> [Work to be completed]
Extract the full set of records, then give each one again exactly.

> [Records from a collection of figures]
··········
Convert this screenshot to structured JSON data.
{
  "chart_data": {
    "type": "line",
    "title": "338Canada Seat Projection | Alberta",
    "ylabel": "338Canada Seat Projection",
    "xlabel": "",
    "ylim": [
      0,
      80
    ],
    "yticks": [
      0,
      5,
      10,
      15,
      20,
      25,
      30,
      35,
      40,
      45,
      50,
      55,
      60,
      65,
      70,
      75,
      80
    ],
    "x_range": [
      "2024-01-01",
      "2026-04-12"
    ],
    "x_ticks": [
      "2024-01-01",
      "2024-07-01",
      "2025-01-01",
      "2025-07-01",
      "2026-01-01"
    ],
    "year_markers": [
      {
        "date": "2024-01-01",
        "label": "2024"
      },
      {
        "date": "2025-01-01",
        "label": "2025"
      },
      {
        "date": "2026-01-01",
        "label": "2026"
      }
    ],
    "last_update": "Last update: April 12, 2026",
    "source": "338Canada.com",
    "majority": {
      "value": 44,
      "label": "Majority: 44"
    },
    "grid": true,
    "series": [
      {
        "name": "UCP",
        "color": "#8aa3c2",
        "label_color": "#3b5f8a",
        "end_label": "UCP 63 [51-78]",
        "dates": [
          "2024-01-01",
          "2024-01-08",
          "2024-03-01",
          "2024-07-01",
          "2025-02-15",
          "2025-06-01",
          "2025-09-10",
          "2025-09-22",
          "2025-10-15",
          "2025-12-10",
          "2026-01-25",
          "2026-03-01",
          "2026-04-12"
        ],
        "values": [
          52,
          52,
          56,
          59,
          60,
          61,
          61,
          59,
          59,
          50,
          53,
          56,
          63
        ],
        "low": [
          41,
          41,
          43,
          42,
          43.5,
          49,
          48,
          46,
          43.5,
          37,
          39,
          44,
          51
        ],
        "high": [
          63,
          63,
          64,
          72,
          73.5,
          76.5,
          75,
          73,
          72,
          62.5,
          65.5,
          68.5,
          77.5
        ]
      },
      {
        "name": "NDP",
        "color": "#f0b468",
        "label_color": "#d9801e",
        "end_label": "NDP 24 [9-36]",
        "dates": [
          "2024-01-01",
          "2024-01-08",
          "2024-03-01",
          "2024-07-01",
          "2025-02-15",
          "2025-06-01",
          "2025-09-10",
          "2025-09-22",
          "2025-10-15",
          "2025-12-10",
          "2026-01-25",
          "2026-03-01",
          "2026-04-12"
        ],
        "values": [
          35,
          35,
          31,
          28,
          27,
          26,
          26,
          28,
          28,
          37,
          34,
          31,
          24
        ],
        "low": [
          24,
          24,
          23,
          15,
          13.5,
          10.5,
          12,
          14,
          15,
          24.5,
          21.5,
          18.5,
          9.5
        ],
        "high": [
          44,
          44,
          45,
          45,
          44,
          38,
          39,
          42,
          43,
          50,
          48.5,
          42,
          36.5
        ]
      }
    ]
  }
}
··········
> [Reply to the exercise]
Convert this screenshot to structured JSON data.
{
  "chart_data": {
    "type": "line",
    "title": "338Canada Seat Projection | Alberta",
    "ylabel": "338Canada Seat Projection",
    "xlabel": "",
    "ylim": [
      0,
      80
    ],
    "yticks": [
      0,
      5,
      10,
      15,
      20,
      25,
      30,
      35,
      40,
      45,
      50,
      55,
      60,
      65,
      70,
      75,
      80
    ],
    "x_range": [
      "2024-01-01",
      "2026-04-12"
    ],
    "x_ticks": [
      "2024-01-01",
      "2024-07-01",
      "2025-01-01",
      "2025-07-01",
      "2026-01-01"
    ],
    "year_markers": [
      {
        "date": "2024-01-01",
        "label": "2024"
      },
      {
        "date": "2025-01-01",
        "label": "2025"
      },
      {
        "date": "2026-01-01",
        "label": "2026"
      }
    ],
    "last_update": "Last update: April 12, 2026",
    "source": "338Canada.com",
    "majority": {
      "value": 44,
      "label": "Majority: 44"
    },
    "grid": true,
    "series": [
      {
        "name": "UCP",
        "color": "#8aa3c2",
        "label_color": "#3b5f8a",
        "end_label": "UCP 63 [51-78]",
        "dates": [
          "2024-01-01",
          "2024-01-08",
          "2024-03-01",
          "2024-07-01",
          "2025-02-15",
          "2025-06-01",
          "2025-09-10",
          "2025-09-22",
          "2025-10-15",
          "2025-12-10",
          "2026-01-25",
          "2026-03-01",
          "2026-04-12"
        ],
        "values": [
          52,
          52,
          56,
          59,
          60,
          61,
          61,
          59,
          59,
          50,
          53,
          56,
          63
        ],
        "low": [
          41,
          41,
          43,
          42,
          43.5,
          49,
          48,
          46,
          43.5,
          37,
          39,
          44,
          51
        ],
        "high": [
          63,
          63,
          64,
          72,
          73.5,
          76.5,
          75,
          73,
          72,
          62.5,
          65.5,
          68.5,
          77.5
        ]
      },
      {
        "name": "NDP",
        "color": "#f0b468",
        "label_color": "#d9801e",
        "end_label": "NDP 24 [9-36]",
        "dates": [
          "2024-01-01",
          "2024-01-08",
          "2024-03-01",
          "2024-07-01",
          "2025-02-15",
          "2025-06-01",
          "2025-09-10",
          "2025-09-22",
          "2025-10-15",
          "2025-12-10",
          "2026-01-25",
          "2026-03-01",
          "2026-04-12"
        ],
        "values": [
          35,
          35,
          31,
          28,
          27,
          26,
          26,
          28,
          28,
          37,
          34,
          31,
          24
        ],
        "low": [
          24,
          24,
          23,
          15,
          13.5,
          10.5,
          12,
          14,
          15,
          24.5,
          21.5,
          18.5,
          9.5
        ],
        "high": [
          44,
          44,
          45,
          45,
          44,
          38,
          39,
          42,
          43,
          50,
          48.5,
          42,
          36.5
        ]
      }
    ]
  }
}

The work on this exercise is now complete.